## WHAT TO PRODUCE
Lines containing the string "title" are to be counted. Write only how many there are.

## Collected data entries
--- BEGIN ---

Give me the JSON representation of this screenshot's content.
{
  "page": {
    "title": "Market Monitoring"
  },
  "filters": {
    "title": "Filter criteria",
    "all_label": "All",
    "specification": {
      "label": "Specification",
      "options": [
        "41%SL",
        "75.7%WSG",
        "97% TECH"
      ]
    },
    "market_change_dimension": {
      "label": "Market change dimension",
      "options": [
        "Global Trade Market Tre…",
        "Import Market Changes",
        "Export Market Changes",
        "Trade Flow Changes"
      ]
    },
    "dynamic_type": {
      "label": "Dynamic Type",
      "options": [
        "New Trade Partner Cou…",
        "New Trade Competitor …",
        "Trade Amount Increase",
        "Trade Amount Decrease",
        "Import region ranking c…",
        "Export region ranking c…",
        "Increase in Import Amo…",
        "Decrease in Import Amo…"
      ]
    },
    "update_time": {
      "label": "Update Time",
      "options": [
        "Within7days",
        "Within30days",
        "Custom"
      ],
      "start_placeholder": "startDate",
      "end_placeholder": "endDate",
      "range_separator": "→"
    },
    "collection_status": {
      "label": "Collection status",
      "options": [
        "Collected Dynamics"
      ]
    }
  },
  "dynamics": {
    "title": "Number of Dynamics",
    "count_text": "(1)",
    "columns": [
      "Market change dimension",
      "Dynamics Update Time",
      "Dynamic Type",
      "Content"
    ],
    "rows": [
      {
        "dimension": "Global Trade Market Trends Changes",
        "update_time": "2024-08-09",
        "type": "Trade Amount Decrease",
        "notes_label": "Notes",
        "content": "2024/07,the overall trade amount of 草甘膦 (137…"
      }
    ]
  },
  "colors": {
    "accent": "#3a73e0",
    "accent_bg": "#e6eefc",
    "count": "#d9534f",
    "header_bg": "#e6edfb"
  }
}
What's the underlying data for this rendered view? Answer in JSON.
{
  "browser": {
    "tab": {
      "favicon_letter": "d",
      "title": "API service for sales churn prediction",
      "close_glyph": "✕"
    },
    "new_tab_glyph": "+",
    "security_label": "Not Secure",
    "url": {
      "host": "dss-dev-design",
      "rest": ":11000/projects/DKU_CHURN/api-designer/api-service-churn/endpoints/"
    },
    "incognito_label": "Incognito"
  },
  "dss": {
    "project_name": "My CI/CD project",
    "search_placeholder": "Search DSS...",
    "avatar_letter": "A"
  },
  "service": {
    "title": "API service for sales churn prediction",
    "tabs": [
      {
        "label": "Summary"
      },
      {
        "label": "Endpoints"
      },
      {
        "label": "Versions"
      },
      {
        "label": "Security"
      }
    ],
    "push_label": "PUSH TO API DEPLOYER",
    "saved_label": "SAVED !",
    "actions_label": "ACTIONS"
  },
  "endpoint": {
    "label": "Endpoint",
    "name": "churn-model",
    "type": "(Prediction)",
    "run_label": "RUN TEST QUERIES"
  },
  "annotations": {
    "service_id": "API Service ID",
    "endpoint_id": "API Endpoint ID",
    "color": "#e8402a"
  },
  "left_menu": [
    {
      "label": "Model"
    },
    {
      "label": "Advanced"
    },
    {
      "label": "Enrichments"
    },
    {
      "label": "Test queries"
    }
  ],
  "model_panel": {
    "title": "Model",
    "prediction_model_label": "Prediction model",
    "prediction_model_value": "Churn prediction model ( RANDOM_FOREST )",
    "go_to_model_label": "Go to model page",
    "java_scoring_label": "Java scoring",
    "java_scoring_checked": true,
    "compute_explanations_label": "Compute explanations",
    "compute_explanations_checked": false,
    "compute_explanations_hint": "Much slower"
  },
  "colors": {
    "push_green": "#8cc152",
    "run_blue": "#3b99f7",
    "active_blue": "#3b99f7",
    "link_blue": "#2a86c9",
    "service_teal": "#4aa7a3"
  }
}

--- END ---

## THE OUTPUT
6